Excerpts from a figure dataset
════════
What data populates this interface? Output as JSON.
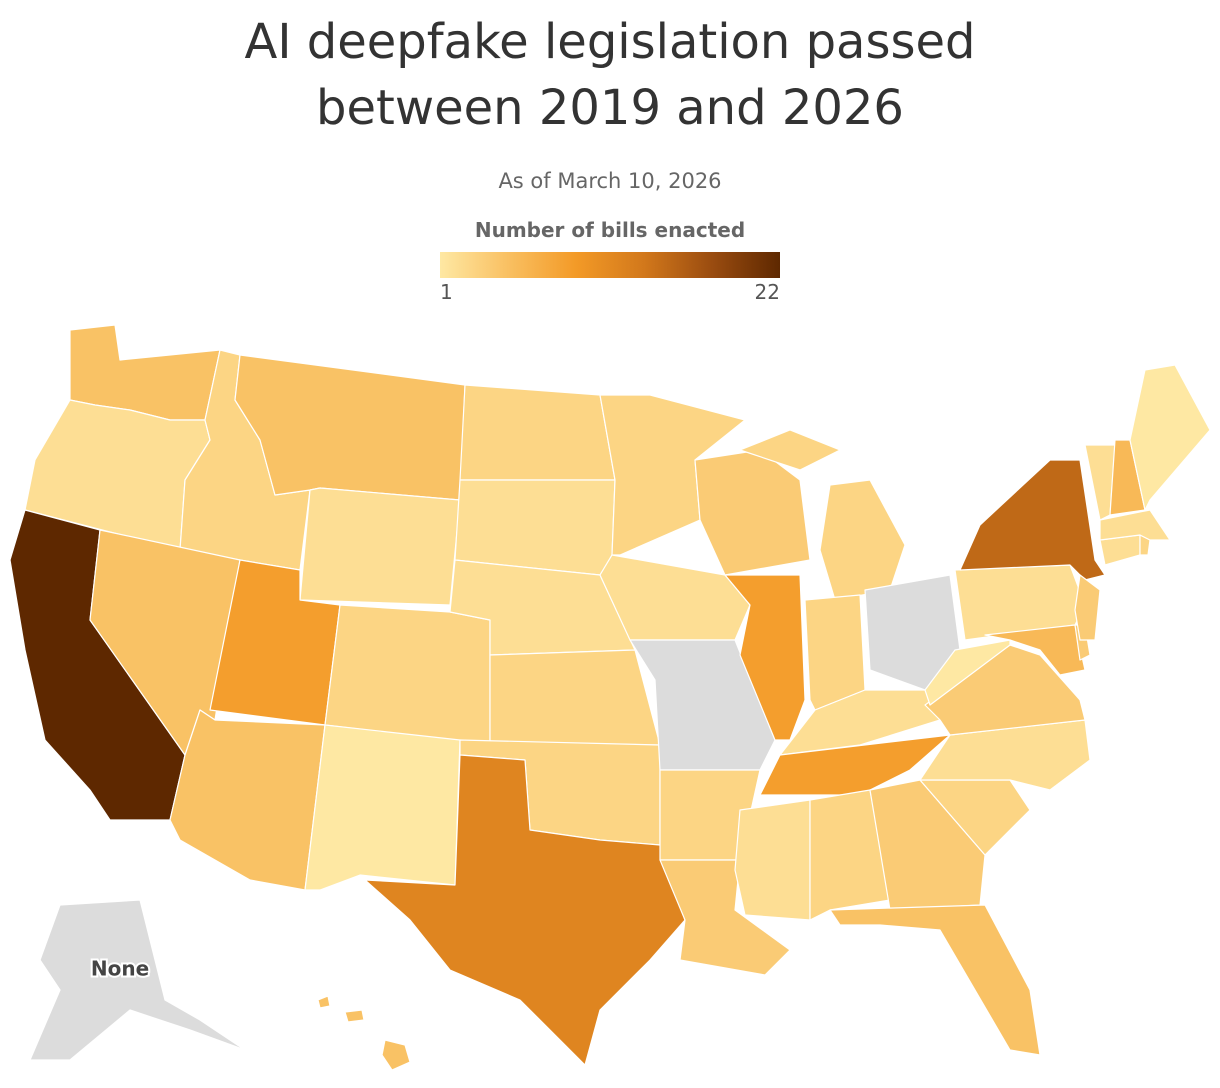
{
  "chart_data": {
    "type": "choropleth",
    "title": "AI deepfake legislation passed between 2019 and 2026",
    "subtitle": "As of March 10, 2026",
    "colorbar": {
      "title": "Number of bills enacted",
      "range": [
        1,
        22
      ],
      "ticks": [
        1,
        22
      ],
      "colors": [
        "#fee8a3",
        "#f9c062",
        "#f39a27",
        "#d2781b",
        "#9a4c10",
        "#5e2800"
      ]
    },
    "missing_color": "#dcdcdc",
    "no_data_label": "None",
    "values": [
      5,
      2,
      22,
      3,
      5,
      5,
      2,
      9,
      5,
      3,
      1,
      3,
      2,
      2,
      3,
      3,
      12,
      3,
      2,
      null,
      3,
      4,
      4,
      9,
      3,
      3,
      null,
      2,
      9,
      2,
      3,
      4,
      5,
      3,
      2,
      4,
      1,
      2,
      15,
      6,
      4,
      4,
      2,
      3,
      2,
      2,
      6,
      1,
      null,
      5
    ]
  }
}
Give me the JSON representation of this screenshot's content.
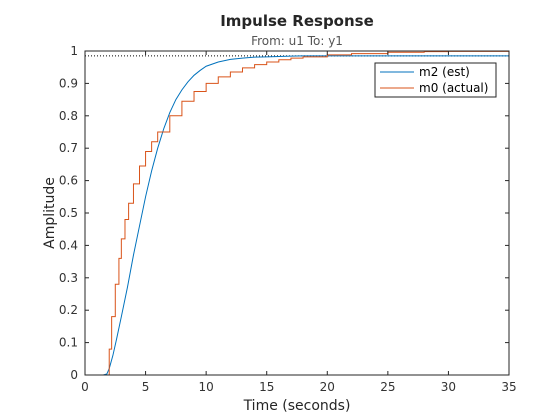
{
  "chart_data": {
    "type": "line",
    "title": "Impulse Response",
    "subtitle": "From: u1  To: y1",
    "xlabel": "Time (seconds)",
    "ylabel": "Amplitude",
    "xlim": [
      0,
      35
    ],
    "ylim": [
      0,
      1
    ],
    "xticks": [
      "0",
      "5",
      "10",
      "15",
      "20",
      "25",
      "30",
      "35"
    ],
    "yticks": [
      "0",
      "0.1",
      "0.2",
      "0.3",
      "0.4",
      "0.5",
      "0.6",
      "0.7",
      "0.8",
      "0.9",
      "1"
    ],
    "grid": false,
    "legend_position": "top-right",
    "reference_lines": [
      {
        "y": 1.0,
        "x_end": 27.5,
        "style": "dotted"
      },
      {
        "y": 0.985,
        "x_end": 35,
        "style": "dotted"
      }
    ],
    "series": [
      {
        "name": "m2 (est)",
        "color": "#0072BD",
        "style": "smooth",
        "x": [
          0,
          1.5,
          1.8,
          2.0,
          2.3,
          2.6,
          3.0,
          3.5,
          4.0,
          4.5,
          5.0,
          5.5,
          6.0,
          6.5,
          7.0,
          7.5,
          8.0,
          8.5,
          9.0,
          9.5,
          10,
          11,
          12,
          13,
          14,
          15,
          16,
          17,
          18,
          20,
          22,
          25,
          30,
          35
        ],
        "y": [
          0,
          0,
          0.003,
          0.02,
          0.06,
          0.11,
          0.18,
          0.27,
          0.37,
          0.46,
          0.55,
          0.63,
          0.7,
          0.76,
          0.81,
          0.85,
          0.88,
          0.905,
          0.925,
          0.94,
          0.953,
          0.966,
          0.974,
          0.978,
          0.981,
          0.982,
          0.983,
          0.984,
          0.985,
          0.985,
          0.985,
          0.985,
          0.985,
          0.985
        ]
      },
      {
        "name": "m0 (actual)",
        "color": "#D95319",
        "style": "step",
        "x": [
          0,
          1.8,
          2.0,
          2.2,
          2.5,
          2.8,
          3.0,
          3.3,
          3.6,
          4.0,
          4.5,
          5.0,
          5.5,
          6.0,
          7.0,
          8.0,
          9.0,
          10,
          11,
          12,
          13,
          14,
          15,
          16,
          17,
          18,
          20,
          22,
          25,
          28,
          30,
          35
        ],
        "y": [
          0,
          0,
          0.08,
          0.18,
          0.28,
          0.36,
          0.42,
          0.48,
          0.53,
          0.59,
          0.645,
          0.69,
          0.72,
          0.75,
          0.8,
          0.845,
          0.875,
          0.9,
          0.92,
          0.935,
          0.948,
          0.958,
          0.966,
          0.973,
          0.978,
          0.982,
          0.988,
          0.992,
          0.996,
          0.998,
          0.999,
          0.9995
        ]
      }
    ]
  }
}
════════
Check each line of the records for "JSON" and copy the ones that contain it.

What data populates this interface? Output as JSON.
Give me the JSON representation of this screenshot's content.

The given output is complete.